[BEGIN Provided records]
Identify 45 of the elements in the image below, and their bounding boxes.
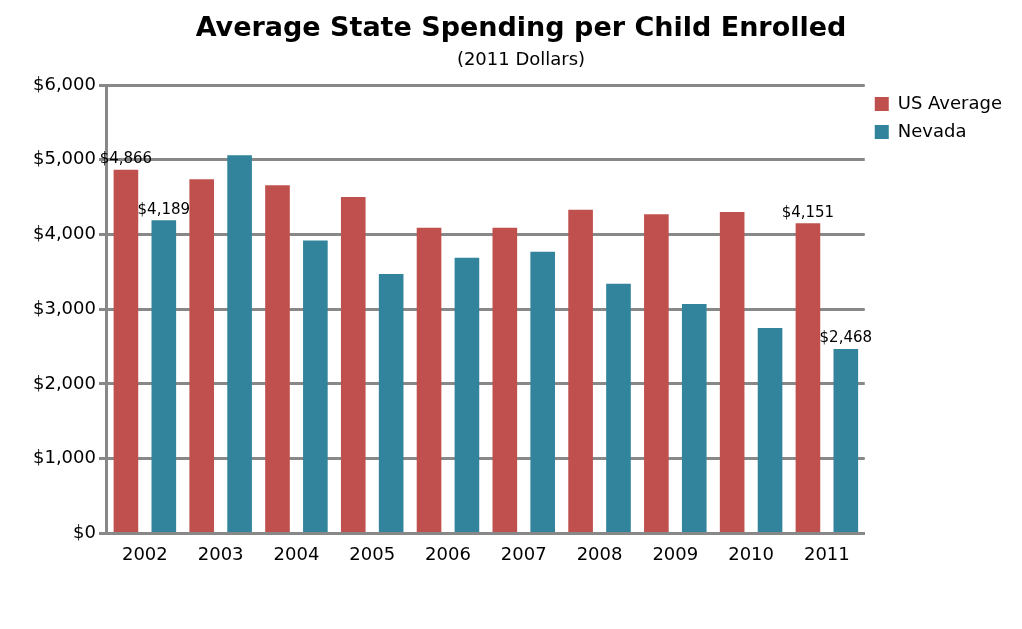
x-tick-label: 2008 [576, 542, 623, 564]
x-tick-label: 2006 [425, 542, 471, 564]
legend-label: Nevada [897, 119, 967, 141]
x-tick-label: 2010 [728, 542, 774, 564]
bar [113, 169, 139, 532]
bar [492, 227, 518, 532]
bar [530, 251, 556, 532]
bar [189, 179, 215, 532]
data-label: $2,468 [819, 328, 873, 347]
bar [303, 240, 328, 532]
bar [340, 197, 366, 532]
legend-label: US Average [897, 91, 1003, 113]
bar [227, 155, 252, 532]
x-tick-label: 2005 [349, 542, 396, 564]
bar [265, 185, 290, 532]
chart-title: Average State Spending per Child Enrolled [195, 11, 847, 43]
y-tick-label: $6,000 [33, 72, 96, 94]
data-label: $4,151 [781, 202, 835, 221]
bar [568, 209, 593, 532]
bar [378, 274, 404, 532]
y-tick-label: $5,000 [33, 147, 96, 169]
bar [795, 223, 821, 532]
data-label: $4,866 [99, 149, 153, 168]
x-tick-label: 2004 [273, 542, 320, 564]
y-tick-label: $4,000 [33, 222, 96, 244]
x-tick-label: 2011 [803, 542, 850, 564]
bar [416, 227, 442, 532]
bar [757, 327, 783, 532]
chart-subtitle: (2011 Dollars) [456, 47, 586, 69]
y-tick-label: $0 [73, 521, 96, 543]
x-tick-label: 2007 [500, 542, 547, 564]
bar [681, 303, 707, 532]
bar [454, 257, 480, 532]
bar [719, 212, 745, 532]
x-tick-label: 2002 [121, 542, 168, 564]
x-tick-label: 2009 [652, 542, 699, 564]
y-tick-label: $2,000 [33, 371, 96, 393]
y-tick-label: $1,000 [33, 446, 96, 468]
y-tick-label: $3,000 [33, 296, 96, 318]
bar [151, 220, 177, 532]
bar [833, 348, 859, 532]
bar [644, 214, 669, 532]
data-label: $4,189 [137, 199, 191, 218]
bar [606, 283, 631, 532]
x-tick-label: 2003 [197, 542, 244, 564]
[END Provided records]
[BEGIN Provided records]
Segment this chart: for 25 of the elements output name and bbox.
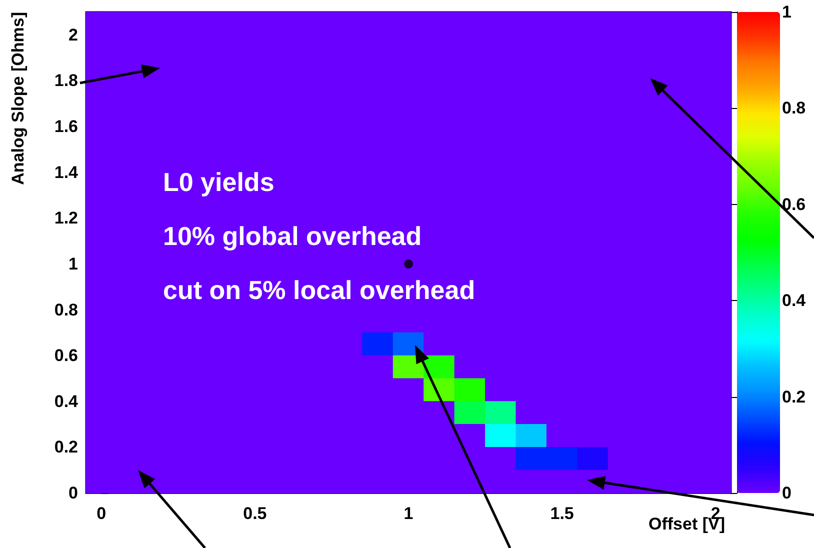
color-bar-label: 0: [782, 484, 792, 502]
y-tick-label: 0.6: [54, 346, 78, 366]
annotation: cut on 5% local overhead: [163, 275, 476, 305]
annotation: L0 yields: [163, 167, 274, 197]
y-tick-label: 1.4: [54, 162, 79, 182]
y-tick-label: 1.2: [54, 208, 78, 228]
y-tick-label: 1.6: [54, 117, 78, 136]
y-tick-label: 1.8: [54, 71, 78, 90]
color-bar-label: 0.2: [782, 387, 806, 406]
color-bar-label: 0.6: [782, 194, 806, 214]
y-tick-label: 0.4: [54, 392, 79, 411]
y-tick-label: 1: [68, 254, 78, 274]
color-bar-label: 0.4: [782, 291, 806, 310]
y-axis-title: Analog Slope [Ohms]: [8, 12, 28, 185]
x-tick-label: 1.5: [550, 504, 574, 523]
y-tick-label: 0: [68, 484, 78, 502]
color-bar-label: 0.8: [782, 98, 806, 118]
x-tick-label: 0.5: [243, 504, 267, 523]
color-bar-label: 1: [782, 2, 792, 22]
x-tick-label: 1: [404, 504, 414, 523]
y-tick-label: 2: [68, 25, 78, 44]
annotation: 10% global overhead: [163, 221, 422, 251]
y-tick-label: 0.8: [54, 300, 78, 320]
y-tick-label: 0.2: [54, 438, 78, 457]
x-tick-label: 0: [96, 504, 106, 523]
[END Provided records]
- **Task directions**:
Could you write out the listing from the line containing "Segment this chart: for" through the line containing "x-tick-label: 0: [96, 504, 106, 523]", inclusive, copying each line exactly and leaving out the pictures?

- **Answer in full**:
Segment this chart: for 25 of the elements output name and bbox.
color-bar-label: 0: [782, 484, 792, 502]
y-tick-label: 0.6: [54, 346, 78, 366]
annotation: cut on 5% local overhead: [163, 275, 476, 305]
annotation: L0 yields: [163, 167, 274, 197]
y-tick-label: 1.4: [54, 162, 79, 182]
y-tick-label: 1.2: [54, 208, 78, 228]
y-tick-label: 1.6: [54, 117, 78, 136]
y-tick-label: 1.8: [54, 71, 78, 90]
color-bar-label: 0.2: [782, 387, 806, 406]
color-bar-label: 0.6: [782, 194, 806, 214]
y-tick-label: 0.4: [54, 392, 79, 411]
y-tick-label: 1: [68, 254, 78, 274]
color-bar-label: 0.4: [782, 291, 806, 310]
y-axis-title: Analog Slope [Ohms]: [8, 12, 28, 185]
x-tick-label: 1.5: [550, 504, 574, 523]
y-tick-label: 0: [68, 484, 78, 502]
color-bar-label: 0.8: [782, 98, 806, 118]
x-tick-label: 0.5: [243, 504, 267, 523]
color-bar-label: 1: [782, 2, 792, 22]
x-tick-label: 1: [404, 504, 414, 523]
y-tick-label: 2: [68, 25, 78, 44]
annotation: 10% global overhead: [163, 221, 422, 251]
y-tick-label: 0.8: [54, 300, 78, 320]
y-tick-label: 0.2: [54, 438, 78, 457]
x-tick-label: 0: [96, 504, 106, 523]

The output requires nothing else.